BRIEF |
Quote the listing below in full and exactly as written, but omit every picture.

-- BEGIN ITEMS --

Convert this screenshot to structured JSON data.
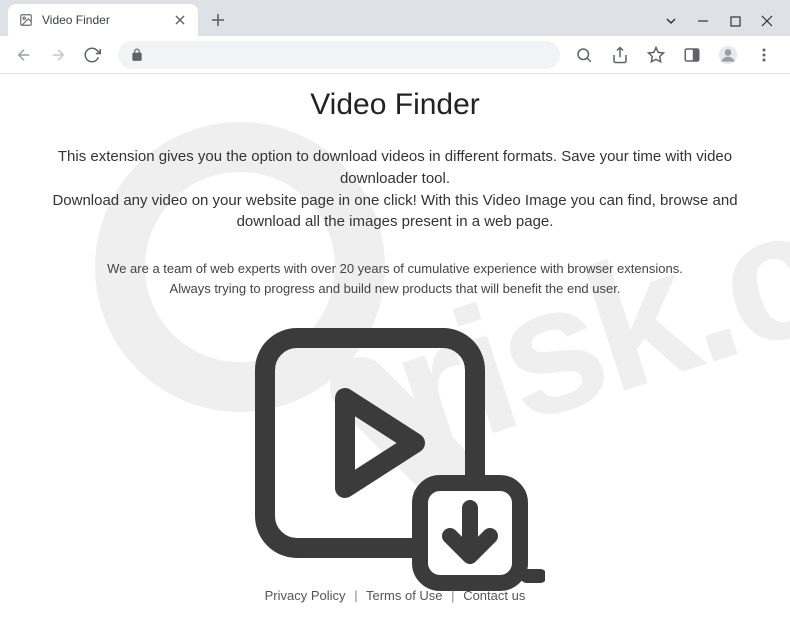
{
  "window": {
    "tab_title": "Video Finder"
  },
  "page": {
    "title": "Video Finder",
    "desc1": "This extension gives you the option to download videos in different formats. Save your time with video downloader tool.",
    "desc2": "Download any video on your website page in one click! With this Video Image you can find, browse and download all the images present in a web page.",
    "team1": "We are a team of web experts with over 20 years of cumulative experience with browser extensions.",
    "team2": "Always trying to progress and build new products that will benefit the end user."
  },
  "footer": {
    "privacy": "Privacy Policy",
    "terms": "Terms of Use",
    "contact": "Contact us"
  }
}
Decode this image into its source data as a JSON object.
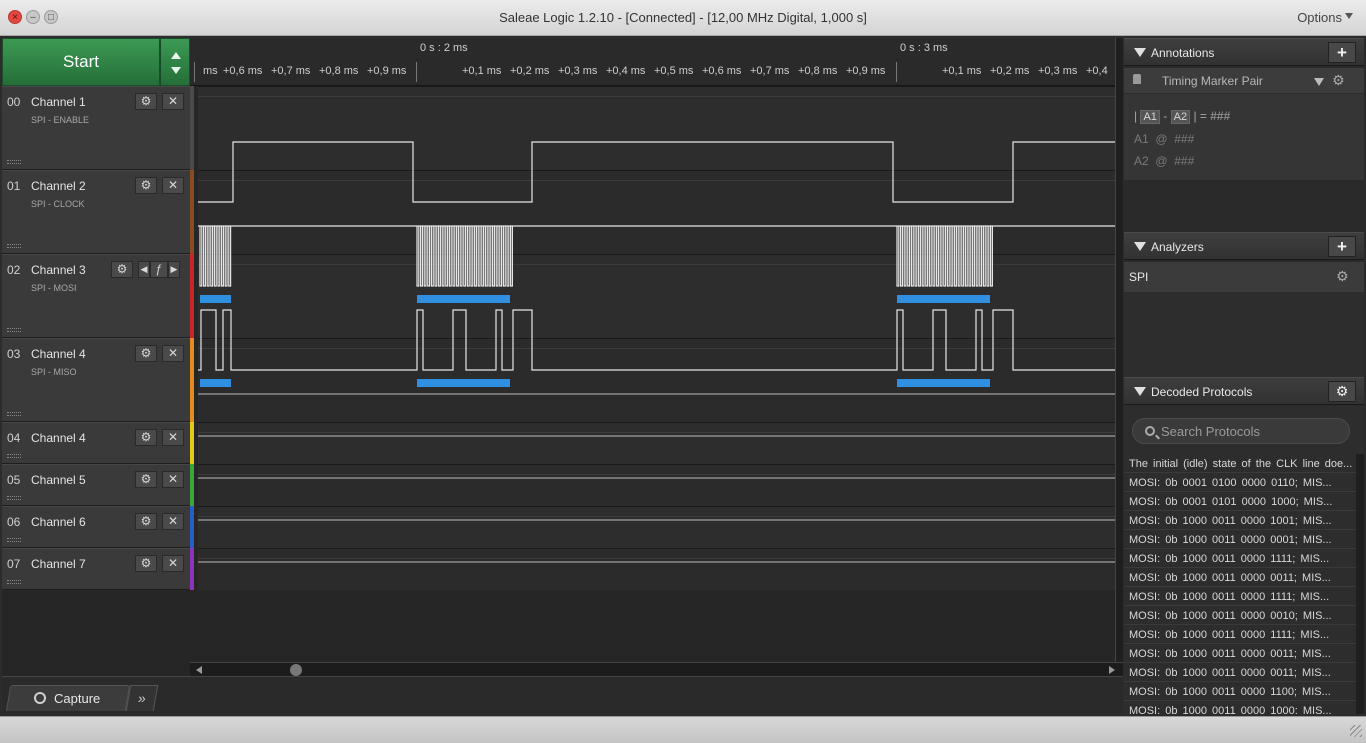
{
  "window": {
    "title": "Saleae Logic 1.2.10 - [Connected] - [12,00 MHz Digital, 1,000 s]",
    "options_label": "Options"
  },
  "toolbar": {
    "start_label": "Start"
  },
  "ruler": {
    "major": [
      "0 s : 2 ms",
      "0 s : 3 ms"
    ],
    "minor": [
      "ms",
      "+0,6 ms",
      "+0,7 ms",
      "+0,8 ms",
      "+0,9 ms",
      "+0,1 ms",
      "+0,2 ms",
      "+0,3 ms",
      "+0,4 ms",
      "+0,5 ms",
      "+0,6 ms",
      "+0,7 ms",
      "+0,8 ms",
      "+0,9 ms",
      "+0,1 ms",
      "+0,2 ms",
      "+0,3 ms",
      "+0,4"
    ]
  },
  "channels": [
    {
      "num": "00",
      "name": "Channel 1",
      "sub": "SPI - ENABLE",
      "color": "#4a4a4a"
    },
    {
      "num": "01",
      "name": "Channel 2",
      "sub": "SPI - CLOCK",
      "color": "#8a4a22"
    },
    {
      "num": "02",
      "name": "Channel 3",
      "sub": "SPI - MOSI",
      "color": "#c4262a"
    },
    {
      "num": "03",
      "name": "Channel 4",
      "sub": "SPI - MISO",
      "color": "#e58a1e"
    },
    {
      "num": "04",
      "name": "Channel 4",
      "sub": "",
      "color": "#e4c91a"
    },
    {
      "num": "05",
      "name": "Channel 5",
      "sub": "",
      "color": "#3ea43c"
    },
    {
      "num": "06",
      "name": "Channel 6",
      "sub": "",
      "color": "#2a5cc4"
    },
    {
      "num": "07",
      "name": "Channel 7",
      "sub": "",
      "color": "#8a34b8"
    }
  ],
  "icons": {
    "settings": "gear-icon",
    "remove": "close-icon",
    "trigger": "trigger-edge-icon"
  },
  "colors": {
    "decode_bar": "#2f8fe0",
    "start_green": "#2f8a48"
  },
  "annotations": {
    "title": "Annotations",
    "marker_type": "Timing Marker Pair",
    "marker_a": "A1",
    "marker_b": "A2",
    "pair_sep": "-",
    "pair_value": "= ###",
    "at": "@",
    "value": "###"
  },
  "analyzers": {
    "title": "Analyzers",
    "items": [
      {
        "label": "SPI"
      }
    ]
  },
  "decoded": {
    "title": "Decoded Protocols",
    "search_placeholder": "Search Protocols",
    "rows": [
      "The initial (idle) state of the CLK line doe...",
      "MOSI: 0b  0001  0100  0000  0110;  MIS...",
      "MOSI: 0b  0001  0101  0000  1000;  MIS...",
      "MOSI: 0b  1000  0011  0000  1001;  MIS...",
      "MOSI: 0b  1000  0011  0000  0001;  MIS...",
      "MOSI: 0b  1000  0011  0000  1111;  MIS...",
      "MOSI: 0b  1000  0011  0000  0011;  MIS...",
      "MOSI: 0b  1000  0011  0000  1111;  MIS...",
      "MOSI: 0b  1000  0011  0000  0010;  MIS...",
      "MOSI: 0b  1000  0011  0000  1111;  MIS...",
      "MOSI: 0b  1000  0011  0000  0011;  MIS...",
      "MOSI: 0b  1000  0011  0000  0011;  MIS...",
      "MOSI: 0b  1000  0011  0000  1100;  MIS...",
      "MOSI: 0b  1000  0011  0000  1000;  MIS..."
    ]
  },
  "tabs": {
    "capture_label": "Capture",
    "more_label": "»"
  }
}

-- END ITEMS --

PROBLEM SOLUTION |
Convert this screenshot to structured JSON data.
{
  "window": {
    "tab_title": "Video Finder"
  },
  "page": {
    "title": "Video Finder",
    "desc1": "This extension gives you the option to download videos in different formats. Save your time with video downloader tool.",
    "desc2": "Download any video on your website page in one click! With this Video Image you can find, browse and download all the images present in a web page.",
    "team1": "We are a team of web experts with over 20 years of cumulative experience with browser extensions.",
    "team2": "Always trying to progress and build new products that will benefit the end user."
  },
  "footer": {
    "privacy": "Privacy Policy",
    "terms": "Terms of Use",
    "contact": "Contact us"
  }
}
Decode this image into its source data as a JSON object.
{
  "window": {
    "title": "Saleae Logic 1.2.10 - [Connected] - [12,00 MHz Digital, 1,000 s]",
    "options_label": "Options"
  },
  "toolbar": {
    "start_label": "Start"
  },
  "ruler": {
    "major": [
      "0 s : 2 ms",
      "0 s : 3 ms"
    ],
    "minor": [
      "ms",
      "+0,6 ms",
      "+0,7 ms",
      "+0,8 ms",
      "+0,9 ms",
      "+0,1 ms",
      "+0,2 ms",
      "+0,3 ms",
      "+0,4 ms",
      "+0,5 ms",
      "+0,6 ms",
      "+0,7 ms",
      "+0,8 ms",
      "+0,9 ms",
      "+0,1 ms",
      "+0,2 ms",
      "+0,3 ms",
      "+0,4"
    ]
  },
  "channels": [
    {
      "num": "00",
      "name": "Channel 1",
      "sub": "SPI - ENABLE",
      "color": "#4a4a4a"
    },
    {
      "num": "01",
      "name": "Channel 2",
      "sub": "SPI - CLOCK",
      "color": "#8a4a22"
    },
    {
      "num": "02",
      "name": "Channel 3",
      "sub": "SPI - MOSI",
      "color": "#c4262a"
    },
    {
      "num": "03",
      "name": "Channel 4",
      "sub": "SPI - MISO",
      "color": "#e58a1e"
    },
    {
      "num": "04",
      "name": "Channel 4",
      "sub": "",
      "color": "#e4c91a"
    },
    {
      "num": "05",
      "name": "Channel 5",
      "sub": "",
      "color": "#3ea43c"
    },
    {
      "num": "06",
      "name": "Channel 6",
      "sub": "",
      "color": "#2a5cc4"
    },
    {
      "num": "07",
      "name": "Channel 7",
      "sub": "",
      "color": "#8a34b8"
    }
  ],
  "icons": {
    "settings": "gear-icon",
    "remove": "close-icon",
    "trigger": "trigger-edge-icon"
  },
  "colors": {
    "decode_bar": "#2f8fe0",
    "start_green": "#2f8a48"
  },
  "annotations": {
    "title": "Annotations",
    "marker_type": "Timing Marker Pair",
    "marker_a": "A1",
    "marker_b": "A2",
    "pair_sep": "-",
    "pair_value": "= ###",
    "at": "@",
    "value": "###"
  },
  "analyzers": {
    "title": "Analyzers",
    "items": [
      {
        "label": "SPI"
      }
    ]
  },
  "decoded": {
    "title": "Decoded Protocols",
    "search_placeholder": "Search Protocols",
    "rows": [
      "The initial (idle) state of the CLK line doe...",
      "MOSI: 0b  0001  0100  0000  0110;  MIS...",
      "MOSI: 0b  0001  0101  0000  1000;  MIS...",
      "MOSI: 0b  1000  0011  0000  1001;  MIS...",
      "MOSI: 0b  1000  0011  0000  0001;  MIS...",
      "MOSI: 0b  1000  0011  0000  1111;  MIS...",
      "MOSI: 0b  1000  0011  0000  0011;  MIS...",
      "MOSI: 0b  1000  0011  0000  1111;  MIS...",
      "MOSI: 0b  1000  0011  0000  0010;  MIS...",
      "MOSI: 0b  1000  0011  0000  1111;  MIS...",
      "MOSI: 0b  1000  0011  0000  0011;  MIS...",
      "MOSI: 0b  1000  0011  0000  0011;  MIS...",
      "MOSI: 0b  1000  0011  0000  1100;  MIS...",
      "MOSI: 0b  1000  0011  0000  1000;  MIS..."
    ]
  },
  "tabs": {
    "capture_label": "Capture",
    "more_label": "»"
  }
}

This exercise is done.